■ **SET EXERCISE**
Output each line exactly as it appears, skipping any embedded picture.

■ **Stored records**
───
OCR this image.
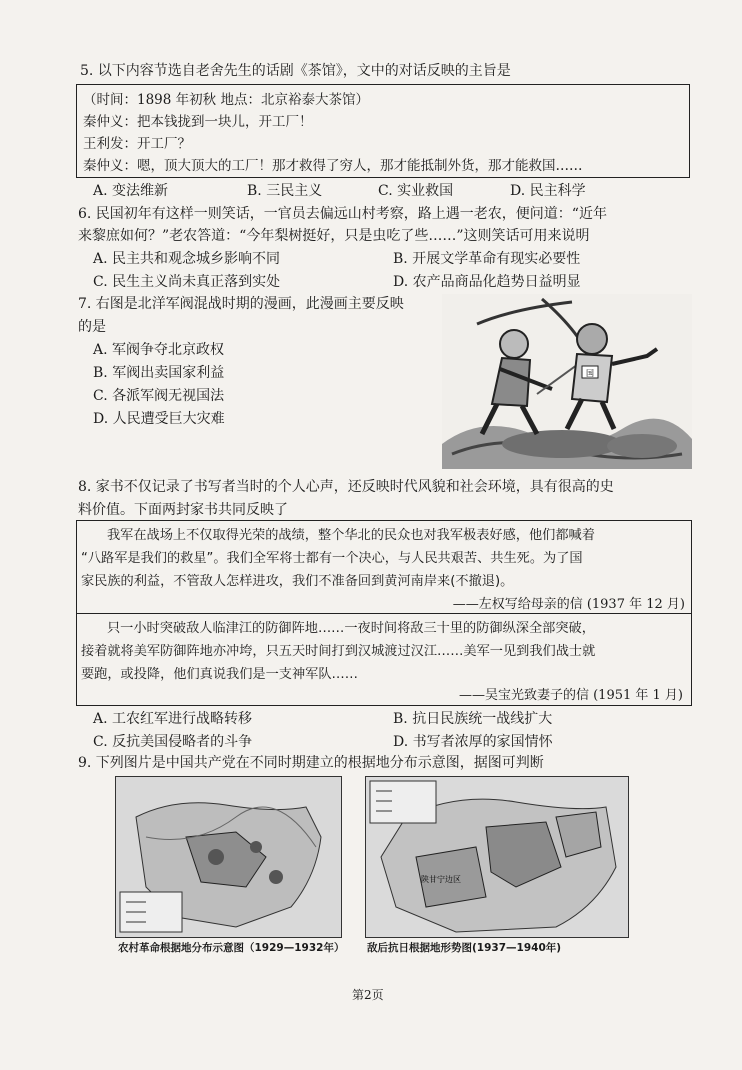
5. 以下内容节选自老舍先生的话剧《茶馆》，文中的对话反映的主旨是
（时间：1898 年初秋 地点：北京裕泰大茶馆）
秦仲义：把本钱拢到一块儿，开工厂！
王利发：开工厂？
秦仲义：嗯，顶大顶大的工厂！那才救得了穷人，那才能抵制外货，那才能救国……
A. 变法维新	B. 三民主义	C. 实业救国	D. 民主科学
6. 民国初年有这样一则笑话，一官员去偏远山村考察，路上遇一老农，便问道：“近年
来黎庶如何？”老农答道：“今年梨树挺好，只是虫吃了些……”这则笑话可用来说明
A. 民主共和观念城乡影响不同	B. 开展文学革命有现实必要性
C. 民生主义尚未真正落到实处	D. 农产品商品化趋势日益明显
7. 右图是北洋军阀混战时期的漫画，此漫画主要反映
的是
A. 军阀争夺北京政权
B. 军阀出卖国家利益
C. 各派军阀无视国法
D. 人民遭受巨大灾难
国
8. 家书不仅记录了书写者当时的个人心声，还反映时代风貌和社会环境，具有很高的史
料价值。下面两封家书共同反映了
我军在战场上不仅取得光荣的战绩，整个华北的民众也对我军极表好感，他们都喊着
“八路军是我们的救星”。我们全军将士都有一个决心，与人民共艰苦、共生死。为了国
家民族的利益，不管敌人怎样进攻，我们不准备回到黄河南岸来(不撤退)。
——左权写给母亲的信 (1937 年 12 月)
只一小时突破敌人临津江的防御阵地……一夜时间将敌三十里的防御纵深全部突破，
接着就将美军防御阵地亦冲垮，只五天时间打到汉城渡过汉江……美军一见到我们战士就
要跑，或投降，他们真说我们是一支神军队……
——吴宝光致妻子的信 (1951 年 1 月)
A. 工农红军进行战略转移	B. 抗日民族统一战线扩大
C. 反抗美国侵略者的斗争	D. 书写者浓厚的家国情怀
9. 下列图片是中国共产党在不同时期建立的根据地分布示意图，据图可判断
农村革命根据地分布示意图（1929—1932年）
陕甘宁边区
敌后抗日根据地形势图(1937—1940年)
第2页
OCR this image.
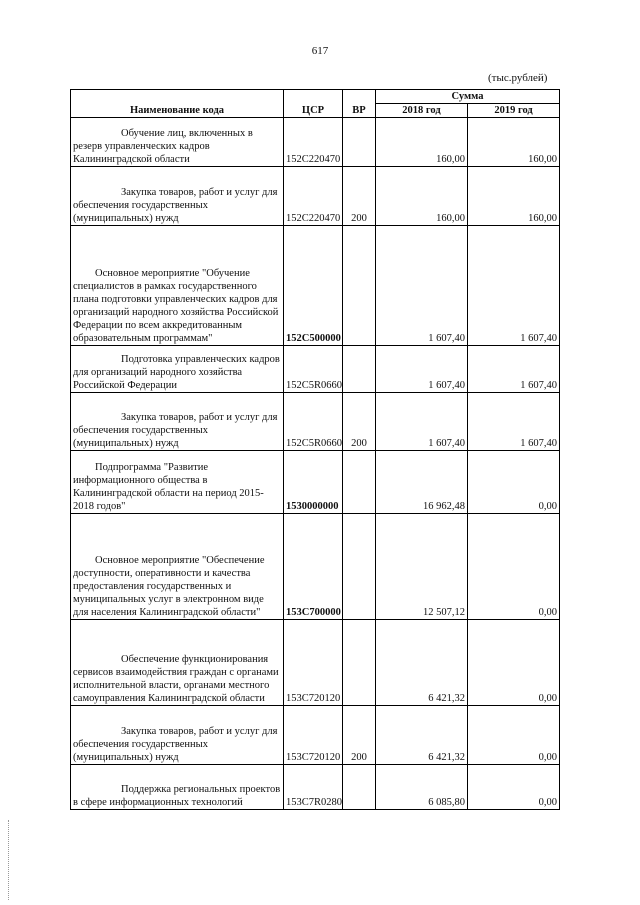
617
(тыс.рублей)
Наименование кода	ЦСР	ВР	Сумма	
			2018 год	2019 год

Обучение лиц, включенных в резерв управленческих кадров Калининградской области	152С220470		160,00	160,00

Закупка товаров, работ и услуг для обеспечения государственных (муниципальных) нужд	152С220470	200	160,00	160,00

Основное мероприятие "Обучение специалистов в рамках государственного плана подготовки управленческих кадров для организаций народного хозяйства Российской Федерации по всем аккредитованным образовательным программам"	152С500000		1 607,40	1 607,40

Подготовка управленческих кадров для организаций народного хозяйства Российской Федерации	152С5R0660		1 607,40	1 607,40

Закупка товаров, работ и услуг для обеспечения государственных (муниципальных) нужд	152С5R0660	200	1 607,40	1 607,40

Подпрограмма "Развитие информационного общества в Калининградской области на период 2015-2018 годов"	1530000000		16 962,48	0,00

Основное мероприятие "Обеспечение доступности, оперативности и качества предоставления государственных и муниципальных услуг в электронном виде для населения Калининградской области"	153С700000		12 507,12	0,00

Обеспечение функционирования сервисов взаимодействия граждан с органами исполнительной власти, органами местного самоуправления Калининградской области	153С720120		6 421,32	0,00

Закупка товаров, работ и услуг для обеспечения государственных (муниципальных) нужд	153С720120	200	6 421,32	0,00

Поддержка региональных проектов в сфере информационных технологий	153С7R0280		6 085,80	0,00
───
■ **EXERCISE RESPONSE**
OCR this image.
5. 以下内容节选自老舍先生的话剧《茶馆》，文中的对话反映的主旨是
（时间：1898 年初秋 地点：北京裕泰大茶馆）
秦仲义：把本钱拢到一块儿，开工厂！
王利发：开工厂？
秦仲义：嗯，顶大顶大的工厂！那才救得了穷人，那才能抵制外货，那才能救国……
A. 变法维新	B. 三民主义	C. 实业救国	D. 民主科学
6. 民国初年有这样一则笑话，一官员去偏远山村考察，路上遇一老农，便问道：“近年
来黎庶如何？”老农答道：“今年梨树挺好，只是虫吃了些……”这则笑话可用来说明
A. 民主共和观念城乡影响不同	B. 开展文学革命有现实必要性
C. 民生主义尚未真正落到实处	D. 农产品商品化趋势日益明显
7. 右图是北洋军阀混战时期的漫画，此漫画主要反映
的是
A. 军阀争夺北京政权
B. 军阀出卖国家利益
C. 各派军阀无视国法
D. 人民遭受巨大灾难
国
8. 家书不仅记录了书写者当时的个人心声，还反映时代风貌和社会环境，具有很高的史
料价值。下面两封家书共同反映了
我军在战场上不仅取得光荣的战绩，整个华北的民众也对我军极表好感，他们都喊着
“八路军是我们的救星”。我们全军将士都有一个决心，与人民共艰苦、共生死。为了国
家民族的利益，不管敌人怎样进攻，我们不准备回到黄河南岸来(不撤退)。
——左权写给母亲的信 (1937 年 12 月)
只一小时突破敌人临津江的防御阵地……一夜时间将敌三十里的防御纵深全部突破，
接着就将美军防御阵地亦冲垮，只五天时间打到汉城渡过汉江……美军一见到我们战士就
要跑，或投降，他们真说我们是一支神军队……
——吴宝光致妻子的信 (1951 年 1 月)
A. 工农红军进行战略转移	B. 抗日民族统一战线扩大
C. 反抗美国侵略者的斗争	D. 书写者浓厚的家国情怀
9. 下列图片是中国共产党在不同时期建立的根据地分布示意图，据图可判断
农村革命根据地分布示意图（1929—1932年）
陕甘宁边区
敌后抗日根据地形势图(1937—1940年)
第2页
OCR this image.
617
(тыс.рублей)
Наименование кода	ЦСР	ВР	Сумма	
			2018 год	2019 год

Обучение лиц, включенных в резерв управленческих кадров Калининградской области	152С220470		160,00	160,00

Закупка товаров, работ и услуг для обеспечения государственных (муниципальных) нужд	152С220470	200	160,00	160,00

Основное мероприятие "Обучение специалистов в рамках государственного плана подготовки управленческих кадров для организаций народного хозяйства Российской Федерации по всем аккредитованным образовательным программам"	152С500000		1 607,40	1 607,40

Подготовка управленческих кадров для организаций народного хозяйства Российской Федерации	152С5R0660		1 607,40	1 607,40

Закупка товаров, работ и услуг для обеспечения государственных (муниципальных) нужд	152С5R0660	200	1 607,40	1 607,40

Подпрограмма "Развитие информационного общества в Калининградской области на период 2015-2018 годов"	1530000000		16 962,48	0,00

Основное мероприятие "Обеспечение доступности, оперативности и качества предоставления государственных и муниципальных услуг в электронном виде для населения Калининградской области"	153С700000		12 507,12	0,00

Обеспечение функционирования сервисов взаимодействия граждан с органами исполнительной власти, органами местного самоуправления Калининградской области	153С720120		6 421,32	0,00

Закупка товаров, работ и услуг для обеспечения государственных (муниципальных) нужд	153С720120	200	6 421,32	0,00

Поддержка региональных проектов в сфере информационных технологий	153С7R0280		6 085,80	0,00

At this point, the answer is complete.